## Stated problem
Reproduce the data exactly.

— start —

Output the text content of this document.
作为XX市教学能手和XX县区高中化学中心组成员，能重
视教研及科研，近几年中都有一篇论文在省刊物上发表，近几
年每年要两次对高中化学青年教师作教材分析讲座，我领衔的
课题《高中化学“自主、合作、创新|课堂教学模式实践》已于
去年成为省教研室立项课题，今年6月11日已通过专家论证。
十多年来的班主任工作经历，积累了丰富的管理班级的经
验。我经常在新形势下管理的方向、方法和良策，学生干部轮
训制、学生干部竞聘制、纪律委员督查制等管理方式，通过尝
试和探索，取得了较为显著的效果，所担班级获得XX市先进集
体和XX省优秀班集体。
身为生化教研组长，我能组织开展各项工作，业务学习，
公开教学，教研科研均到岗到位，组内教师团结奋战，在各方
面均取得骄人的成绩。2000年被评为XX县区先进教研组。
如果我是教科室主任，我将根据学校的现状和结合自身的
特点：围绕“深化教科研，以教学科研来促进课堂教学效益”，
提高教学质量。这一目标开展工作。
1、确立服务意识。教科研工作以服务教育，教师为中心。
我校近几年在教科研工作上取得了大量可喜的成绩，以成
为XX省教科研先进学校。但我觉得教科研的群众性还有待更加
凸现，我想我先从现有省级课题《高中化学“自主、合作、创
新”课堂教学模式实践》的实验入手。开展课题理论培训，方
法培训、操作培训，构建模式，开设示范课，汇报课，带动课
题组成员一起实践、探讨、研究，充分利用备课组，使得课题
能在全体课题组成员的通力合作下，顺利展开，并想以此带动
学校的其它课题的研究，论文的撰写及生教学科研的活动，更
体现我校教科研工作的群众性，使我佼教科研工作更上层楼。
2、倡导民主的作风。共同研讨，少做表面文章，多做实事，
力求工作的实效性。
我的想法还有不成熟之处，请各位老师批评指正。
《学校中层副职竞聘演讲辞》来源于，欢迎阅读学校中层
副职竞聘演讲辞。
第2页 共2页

— end —

## Problem solution
Output the text content of this document.
作为XX市教学能手和XX县区高中化学中心组成员，能重
视教研及科研，近几年中都有一篇论文在省刊物上发表，近几
年每年要两次对高中化学青年教师作教材分析讲座，我领衔的
课题《高中化学“自主、合作、创新|课堂教学模式实践》已于
去年成为省教研室立项课题，今年6月11日已通过专家论证。
十多年来的班主任工作经历，积累了丰富的管理班级的经
验。我经常在新形势下管理的方向、方法和良策，学生干部轮
训制、学生干部竞聘制、纪律委员督查制等管理方式，通过尝
试和探索，取得了较为显著的效果，所担班级获得XX市先进集
体和XX省优秀班集体。
身为生化教研组长，我能组织开展各项工作，业务学习，
公开教学，教研科研均到岗到位，组内教师团结奋战，在各方
面均取得骄人的成绩。2000年被评为XX县区先进教研组。
如果我是教科室主任，我将根据学校的现状和结合自身的
特点：围绕“深化教科研，以教学科研来促进课堂教学效益”，
提高教学质量。这一目标开展工作。
1、确立服务意识。教科研工作以服务教育，教师为中心。
我校近几年在教科研工作上取得了大量可喜的成绩，以成
为XX省教科研先进学校。但我觉得教科研的群众性还有待更加
凸现，我想我先从现有省级课题《高中化学“自主、合作、创
新”课堂教学模式实践》的实验入手。开展课题理论培训，方
法培训、操作培训，构建模式，开设示范课，汇报课，带动课
题组成员一起实践、探讨、研究，充分利用备课组，使得课题
能在全体课题组成员的通力合作下，顺利展开，并想以此带动
学校的其它课题的研究，论文的撰写及生教学科研的活动，更
体现我校教科研工作的群众性，使我佼教科研工作更上层楼。
2、倡导民主的作风。共同研讨，少做表面文章，多做实事，
力求工作的实效性。
我的想法还有不成熟之处，请各位老师批评指正。
《学校中层副职竞聘演讲辞》来源于，欢迎阅读学校中层
副职竞聘演讲辞。
第2页 共2页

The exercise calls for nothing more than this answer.